→ **What is needed**
Write the material out again exactly as it stands.

→ **Records from a data source**
· · · · ·

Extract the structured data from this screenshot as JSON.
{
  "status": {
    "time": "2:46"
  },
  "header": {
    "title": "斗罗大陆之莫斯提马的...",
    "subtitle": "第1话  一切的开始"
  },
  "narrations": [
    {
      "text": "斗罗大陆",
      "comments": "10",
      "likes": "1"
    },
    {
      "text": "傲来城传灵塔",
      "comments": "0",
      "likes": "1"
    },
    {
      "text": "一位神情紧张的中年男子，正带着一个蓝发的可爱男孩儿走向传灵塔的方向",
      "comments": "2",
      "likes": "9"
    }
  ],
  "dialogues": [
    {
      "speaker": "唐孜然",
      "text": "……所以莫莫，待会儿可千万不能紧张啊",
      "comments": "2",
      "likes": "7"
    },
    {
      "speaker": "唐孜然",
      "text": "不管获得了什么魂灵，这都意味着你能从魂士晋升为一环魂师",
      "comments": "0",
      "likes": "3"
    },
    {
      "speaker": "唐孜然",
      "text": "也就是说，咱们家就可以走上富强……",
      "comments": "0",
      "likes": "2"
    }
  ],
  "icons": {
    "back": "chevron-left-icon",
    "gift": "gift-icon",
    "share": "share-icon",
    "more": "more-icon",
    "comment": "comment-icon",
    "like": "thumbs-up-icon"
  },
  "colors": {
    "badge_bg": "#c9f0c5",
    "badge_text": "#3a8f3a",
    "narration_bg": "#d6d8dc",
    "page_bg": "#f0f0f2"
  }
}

· · · · ·

→ **Result of this exercise**
Extract the structured data from this screenshot as JSON.
{
  "status": {
    "time": "2:46"
  },
  "header": {
    "title": "斗罗大陆之莫斯提马的...",
    "subtitle": "第1话  一切的开始"
  },
  "narrations": [
    {
      "text": "斗罗大陆",
      "comments": "10",
      "likes": "1"
    },
    {
      "text": "傲来城传灵塔",
      "comments": "0",
      "likes": "1"
    },
    {
      "text": "一位神情紧张的中年男子，正带着一个蓝发的可爱男孩儿走向传灵塔的方向",
      "comments": "2",
      "likes": "9"
    }
  ],
  "dialogues": [
    {
      "speaker": "唐孜然",
      "text": "……所以莫莫，待会儿可千万不能紧张啊",
      "comments": "2",
      "likes": "7"
    },
    {
      "speaker": "唐孜然",
      "text": "不管获得了什么魂灵，这都意味着你能从魂士晋升为一环魂师",
      "comments": "0",
      "likes": "3"
    },
    {
      "speaker": "唐孜然",
      "text": "也就是说，咱们家就可以走上富强……",
      "comments": "0",
      "likes": "2"
    }
  ],
  "icons": {
    "back": "chevron-left-icon",
    "gift": "gift-icon",
    "share": "share-icon",
    "more": "more-icon",
    "comment": "comment-icon",
    "like": "thumbs-up-icon"
  },
  "colors": {
    "badge_bg": "#c9f0c5",
    "badge_text": "#3a8f3a",
    "narration_bg": "#d6d8dc",
    "page_bg": "#f0f0f2"
  }
}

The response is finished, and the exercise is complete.